* **Working data**:

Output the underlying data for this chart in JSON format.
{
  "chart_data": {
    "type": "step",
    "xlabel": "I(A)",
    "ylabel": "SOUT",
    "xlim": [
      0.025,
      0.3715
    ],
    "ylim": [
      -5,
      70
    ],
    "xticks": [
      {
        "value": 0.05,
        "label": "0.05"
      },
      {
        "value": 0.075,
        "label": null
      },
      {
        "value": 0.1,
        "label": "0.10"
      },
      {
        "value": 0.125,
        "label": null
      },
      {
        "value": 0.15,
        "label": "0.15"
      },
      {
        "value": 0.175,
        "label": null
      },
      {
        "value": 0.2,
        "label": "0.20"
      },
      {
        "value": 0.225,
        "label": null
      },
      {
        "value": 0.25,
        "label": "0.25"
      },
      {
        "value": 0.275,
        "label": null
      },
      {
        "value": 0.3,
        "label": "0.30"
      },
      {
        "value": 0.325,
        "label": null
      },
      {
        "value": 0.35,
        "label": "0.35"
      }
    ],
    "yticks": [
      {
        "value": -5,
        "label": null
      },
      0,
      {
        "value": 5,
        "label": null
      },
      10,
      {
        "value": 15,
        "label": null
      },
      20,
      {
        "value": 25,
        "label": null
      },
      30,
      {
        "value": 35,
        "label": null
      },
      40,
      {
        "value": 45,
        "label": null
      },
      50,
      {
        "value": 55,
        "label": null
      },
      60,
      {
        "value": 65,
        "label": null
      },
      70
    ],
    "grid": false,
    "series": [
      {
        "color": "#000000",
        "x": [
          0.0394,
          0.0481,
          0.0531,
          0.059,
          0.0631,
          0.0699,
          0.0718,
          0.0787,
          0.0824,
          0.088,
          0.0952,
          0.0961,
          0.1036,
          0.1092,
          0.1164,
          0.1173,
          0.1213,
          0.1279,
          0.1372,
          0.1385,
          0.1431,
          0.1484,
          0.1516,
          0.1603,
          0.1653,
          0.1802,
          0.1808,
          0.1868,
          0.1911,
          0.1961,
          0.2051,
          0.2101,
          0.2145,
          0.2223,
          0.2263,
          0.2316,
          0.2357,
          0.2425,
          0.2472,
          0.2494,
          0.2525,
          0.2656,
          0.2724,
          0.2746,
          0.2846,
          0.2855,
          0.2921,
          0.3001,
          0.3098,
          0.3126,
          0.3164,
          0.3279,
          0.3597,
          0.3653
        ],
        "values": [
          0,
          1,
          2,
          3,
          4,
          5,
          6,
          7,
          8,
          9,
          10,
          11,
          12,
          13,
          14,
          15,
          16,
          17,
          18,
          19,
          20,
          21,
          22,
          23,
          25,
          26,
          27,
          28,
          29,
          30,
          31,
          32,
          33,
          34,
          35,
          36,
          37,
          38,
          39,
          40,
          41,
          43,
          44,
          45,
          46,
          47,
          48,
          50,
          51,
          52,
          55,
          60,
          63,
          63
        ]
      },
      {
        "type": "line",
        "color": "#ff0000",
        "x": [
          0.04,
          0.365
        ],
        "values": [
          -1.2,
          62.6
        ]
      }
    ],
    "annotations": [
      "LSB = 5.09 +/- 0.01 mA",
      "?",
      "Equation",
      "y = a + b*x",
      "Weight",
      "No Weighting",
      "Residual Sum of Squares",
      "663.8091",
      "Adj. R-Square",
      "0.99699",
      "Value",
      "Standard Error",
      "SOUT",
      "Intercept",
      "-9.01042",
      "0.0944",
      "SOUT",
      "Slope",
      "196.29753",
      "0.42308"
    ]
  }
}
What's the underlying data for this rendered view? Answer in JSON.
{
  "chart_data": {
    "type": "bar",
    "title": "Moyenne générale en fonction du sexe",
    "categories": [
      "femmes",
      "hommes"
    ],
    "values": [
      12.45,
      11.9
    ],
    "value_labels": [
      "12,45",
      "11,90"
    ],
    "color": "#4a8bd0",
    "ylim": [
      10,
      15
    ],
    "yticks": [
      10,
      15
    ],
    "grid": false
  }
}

* **Your task**:
Quote only the lines from the line containing "What's the underlying" through the end of the entries, keeping the first and the last.

* **Full output**:
What's the underlying data for this rendered view? Answer in JSON.
{
  "chart_data": {
    "type": "bar",
    "title": "Moyenne générale en fonction du sexe",
    "categories": [
      "femmes",
      "hommes"
    ],
    "values": [
      12.45,
      11.9
    ],
    "value_labels": [
      "12,45",
      "11,90"
    ],
    "color": "#4a8bd0",
    "ylim": [
      10,
      15
    ],
    "yticks": [
      10,
      15
    ],
    "grid": false
  }
}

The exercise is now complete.